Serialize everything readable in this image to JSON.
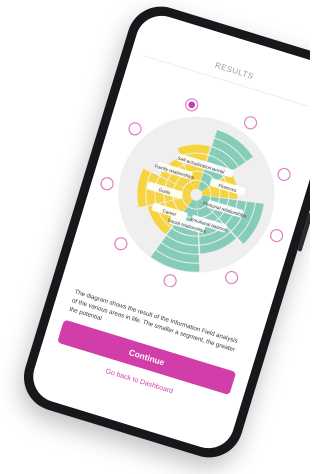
{
  "header": {
    "title": "RESULTS"
  },
  "chart_data": {
    "type": "radial-bar",
    "categories": [
      "Financial",
      "Finances",
      "Personal relationships",
      "Emotional balance",
      "Social relationships",
      "Career",
      "Goals",
      "Family relationships",
      "Self-actualization"
    ],
    "colors": {
      "yellow": "#f6d235",
      "teal": "#7fcab5",
      "light_gray": "#efefef",
      "selected_dot": "#c63fa6",
      "dot_outline": "#e07fc6"
    }
  },
  "content": {
    "description": "The diagram shows the result of the Information Field analysis of the various areas in life. The smaller a segment, the greater the potential"
  },
  "actions": {
    "continue_label": "Continue",
    "back_label": "Go back to Dashboard"
  }
}
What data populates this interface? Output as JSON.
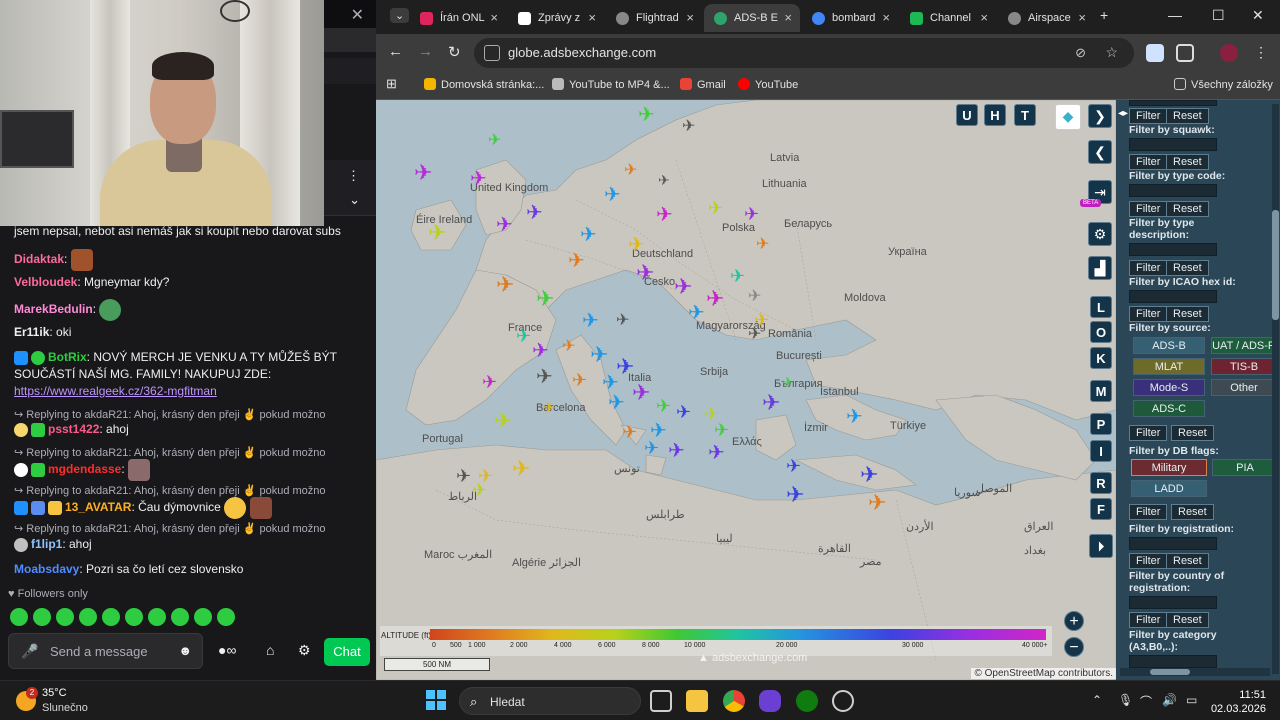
{
  "chat": {
    "messages": [
      {
        "user": "",
        "text": "jsem nepsal, nebot asi nemáš jak si koupit nebo darovat subs"
      },
      {
        "user": "Didaktak",
        "text": ":"
      },
      {
        "user": "Velbloudek",
        "text": ": Mgneymar kdy?"
      },
      {
        "user": "MarekBedulin",
        "text": ":"
      },
      {
        "user": "Er11ik",
        "text": ": oki"
      },
      {
        "user": "BotRix",
        "text": ": NOVÝ MERCH JE VENKU A TY MŮŽEŠ BÝT"
      },
      {
        "user": "",
        "text": "SOUČÁSTÍ NAŠÍ MG. FAMILY! NAKUPUJ ZDE:"
      },
      {
        "user": "",
        "text": "https://www.realgeek.cz/362-mgfitman"
      },
      {
        "user": "psst1422",
        "text": ": ahoj"
      },
      {
        "user": "mgdendasse",
        "text": ":"
      },
      {
        "user": "13_AVATAR",
        "text": ": Čau dýmovnice"
      },
      {
        "user": "f1lip1",
        "text": ": ahoj"
      },
      {
        "user": "Moabsdavy",
        "text": ": Pozri sa čo letí cez slovensko"
      }
    ],
    "reply_text": "Replying to akdaR21: Ahoj, krásný den přeji ✌ pokud možno",
    "followers_only": "Followers only",
    "input_placeholder": "Send a message",
    "chat_button": "Chat"
  },
  "browser": {
    "tabs": [
      {
        "label": "Írán ONL",
        "color": "#e0245e"
      },
      {
        "label": "Zprávy z",
        "color": "#ffffff"
      },
      {
        "label": "Flightrad",
        "color": "#cccccc"
      },
      {
        "label": "ADS-B E",
        "color": "#2ea36b"
      },
      {
        "label": "bombard",
        "color": "#4285f4"
      },
      {
        "label": "Channel",
        "color": "#1db954"
      },
      {
        "label": "Airspace",
        "color": "#cccccc"
      }
    ],
    "url": "globe.adsbexchange.com",
    "bookmarks": [
      "Domovská stránka:...",
      "YouTube to MP4 &...",
      "Gmail",
      "YouTube"
    ],
    "all_bookmarks": "Všechny záložky"
  },
  "map": {
    "countries": [
      {
        "name": "Latvia"
      },
      {
        "name": "Lithuania"
      },
      {
        "name": "Беларусь"
      },
      {
        "name": "United Kingdom"
      },
      {
        "name": "Éire Ireland"
      },
      {
        "name": "Polska"
      },
      {
        "name": "Україна"
      },
      {
        "name": "Deutschland"
      },
      {
        "name": "Česko"
      },
      {
        "name": "Moldova"
      },
      {
        "name": "Magyarország"
      },
      {
        "name": "France"
      },
      {
        "name": "România"
      },
      {
        "name": "Srbija"
      },
      {
        "name": "București"
      },
      {
        "name": "България"
      },
      {
        "name": "Italia"
      },
      {
        "name": "Portugal"
      },
      {
        "name": "Barcelona"
      },
      {
        "name": "İstanbul"
      },
      {
        "name": "Türkiye"
      },
      {
        "name": "Ελλάς"
      },
      {
        "name": "İzmir"
      },
      {
        "name": "Algérie الجزائر"
      },
      {
        "name": "تونس"
      },
      {
        "name": "ليبيا"
      },
      {
        "name": "مصر"
      },
      {
        "name": "الأردن"
      },
      {
        "name": "العراق"
      },
      {
        "name": "الرباط"
      },
      {
        "name": "Maroc المغرب"
      },
      {
        "name": "سوريا"
      },
      {
        "name": "الموصل"
      },
      {
        "name": "بغداد"
      },
      {
        "name": "القاهرة"
      },
      {
        "name": "طرابلس"
      }
    ],
    "toggle_buttons": [
      "U",
      "H",
      "T"
    ],
    "side_letters": [
      "L",
      "O",
      "K",
      "M",
      "P",
      "I",
      "R",
      "F"
    ],
    "beta": "BETA",
    "altitude_label": "ALTITUDE (ft)",
    "altitude_ticks": [
      "0",
      "500",
      "1 000",
      "2 000",
      "4 000",
      "6 000",
      "8 000",
      "10 000",
      "20 000",
      "30 000",
      "40 000+"
    ],
    "scale": "500 NM",
    "watermark": "adsbexchange.com",
    "attribution": "© OpenStreetMap contributors."
  },
  "filters": {
    "filter_label": "Filter",
    "reset_label": "Reset",
    "labels": [
      "Filter by squawk:",
      "Filter by type code:",
      "Filter by type",
      "description:",
      "Filter by ICAO hex id:",
      "Filter by source:",
      "Filter by DB flags:",
      "Filter by registration:",
      "Filter by country of",
      "registration:",
      "Filter by category",
      "(A3,B0,..):"
    ],
    "sources": [
      "ADS-B",
      "UAT / ADS-R",
      "MLAT",
      "TIS-B",
      "Mode-S",
      "Other",
      "ADS-C"
    ],
    "db_flags": [
      "Military",
      "PIA",
      "LADD"
    ]
  },
  "taskbar": {
    "weather_badge": "2",
    "temperature": "35°C",
    "weather_desc": "Slunečno",
    "search_placeholder": "Hledat",
    "time": "11:51",
    "date": "02.03.2026"
  }
}
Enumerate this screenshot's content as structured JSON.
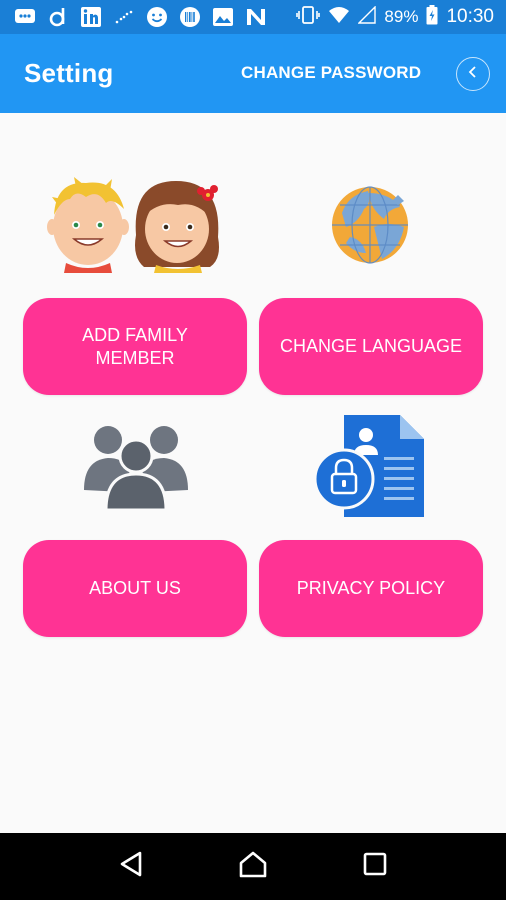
{
  "status_bar": {
    "battery": "89%",
    "time": "10:30",
    "icons": [
      "messages-icon",
      "d-app-icon",
      "linkedin-icon",
      "dotted-line-icon",
      "smiley-icon",
      "barcode-icon",
      "image-icon",
      "n-app-icon"
    ]
  },
  "app_bar": {
    "title": "Setting",
    "change_password": "CHANGE PASSWORD"
  },
  "buttons": {
    "add_family_member": "ADD FAMILY MEMBER",
    "change_language": "CHANGE LANGUAGE",
    "about_us": "ABOUT US",
    "privacy_policy": "PRIVACY POLICY"
  },
  "colors": {
    "status_bar": "#1a7fd6",
    "app_bar": "#2196f3",
    "button_pink": "#ff3394",
    "background": "#fafafa",
    "nav_bar": "#000000"
  }
}
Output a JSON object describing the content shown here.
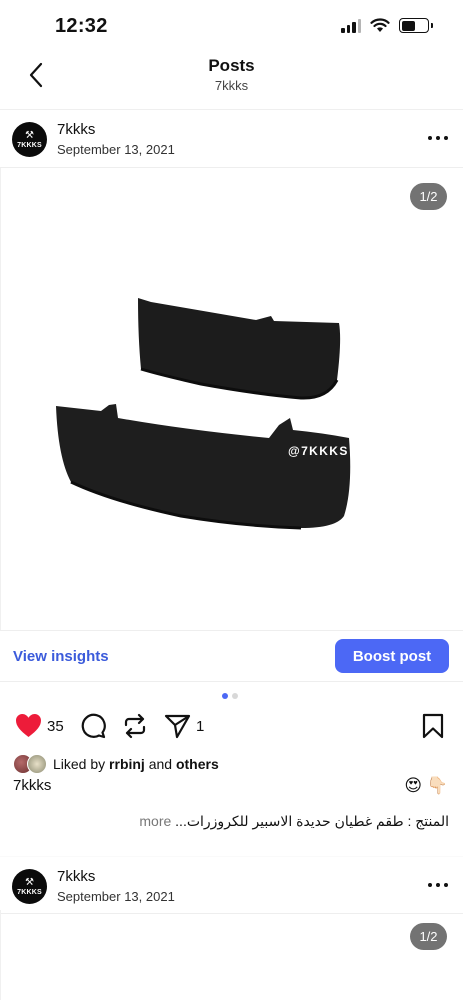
{
  "status_bar": {
    "time": "12:32",
    "icons": [
      "signal-icon",
      "wifi-icon",
      "battery-icon"
    ]
  },
  "nav": {
    "title": "Posts",
    "subtitle": "7kkks",
    "back_icon": "chevron-left-icon"
  },
  "post": {
    "avatar_text": "7KKKS",
    "username": "7kkks",
    "date": "September 13, 2021",
    "media_counter": "1/2",
    "watermark": "@7KKKS",
    "view_insights": "View insights",
    "boost_label": "Boost post",
    "carousel_position": 0,
    "carousel_count": 2,
    "like_count": "35",
    "share_count": "1",
    "liked_by_prefix": "Liked by",
    "liked_by_user": "rrbinj",
    "liked_by_and": "and",
    "liked_by_others": "others",
    "caption_user": "7kkks",
    "emojis": "😍 👇🏻",
    "caption_text": "المنتج : طقم غطيان حديدة الاسبير للكروزرات...",
    "caption_more": "more",
    "accent_color": "#4c68f5",
    "like_color": "#ed1c3a"
  },
  "post2": {
    "avatar_text": "7KKKS",
    "username": "7kkks",
    "date": "September 13, 2021",
    "media_counter": "1/2"
  }
}
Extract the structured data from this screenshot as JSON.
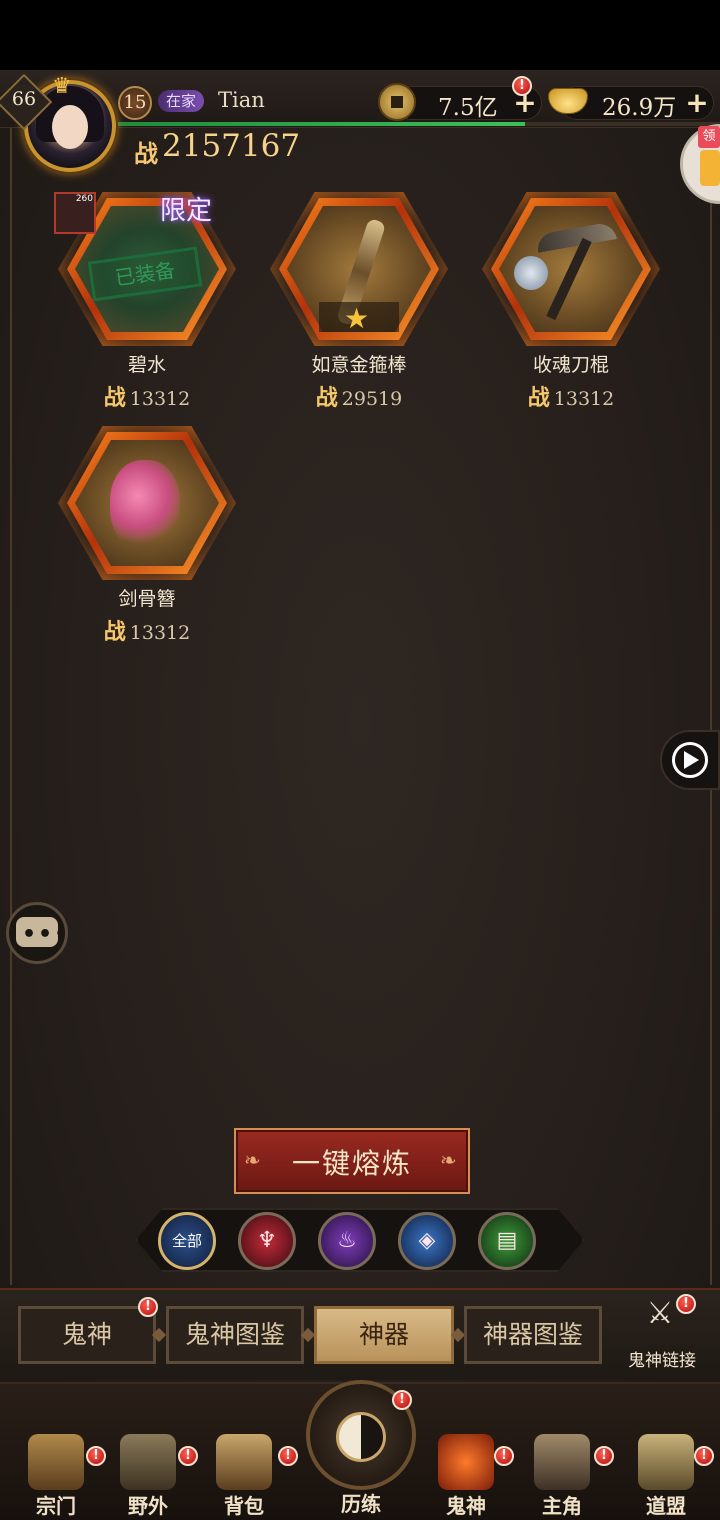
{
  "header": {
    "level": "66",
    "vip_level": "15",
    "tag": "在家",
    "player_name": "Tian",
    "power_mark": "战",
    "power": "2157167",
    "exp_progress": 0.68,
    "currency": {
      "coins": "7.5亿",
      "ingots": "26.9万",
      "plus": "+"
    },
    "side_gift_tag": "领"
  },
  "items": [
    {
      "name": "碧水",
      "power": "13312",
      "limited_tag": "限定",
      "stamp": "已装备",
      "portrait_level": "260"
    },
    {
      "name": "如意金箍棒",
      "power": "29519",
      "star": "★"
    },
    {
      "name": "收魂刀棍",
      "power": "13312"
    },
    {
      "name": "剑骨簪",
      "power": "13312"
    }
  ],
  "power_label": "战",
  "smelt_button": "一键熔炼",
  "filters": {
    "all_label": "全部",
    "icons": [
      "filter-all-icon",
      "filter-red-icon",
      "filter-purple-icon",
      "filter-blue-icon",
      "filter-green-icon"
    ]
  },
  "tabs": [
    {
      "label": "鬼神",
      "active": false
    },
    {
      "label": "鬼神图鉴",
      "active": false
    },
    {
      "label": "神器",
      "active": true
    },
    {
      "label": "神器图鉴",
      "active": false
    }
  ],
  "link": {
    "label": "鬼神链接"
  },
  "bottom_nav": [
    {
      "label": "宗门"
    },
    {
      "label": "野外"
    },
    {
      "label": "背包"
    },
    {
      "label": "历练"
    },
    {
      "label": "鬼神",
      "active": true
    },
    {
      "label": "主角"
    },
    {
      "label": "道盟"
    }
  ],
  "badge": "!",
  "colors": {
    "accent_gold": "#f6d28a",
    "badge_red": "#d61818",
    "active_tab": "#d9ba86",
    "smelt_red": "#9a2a22"
  }
}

Exercise prompt: Look through the entries above; copy each line where the string "type" appears.

Answer:
    "type": "radial-bar",
      "Filter by type code:",
      "Filter by type",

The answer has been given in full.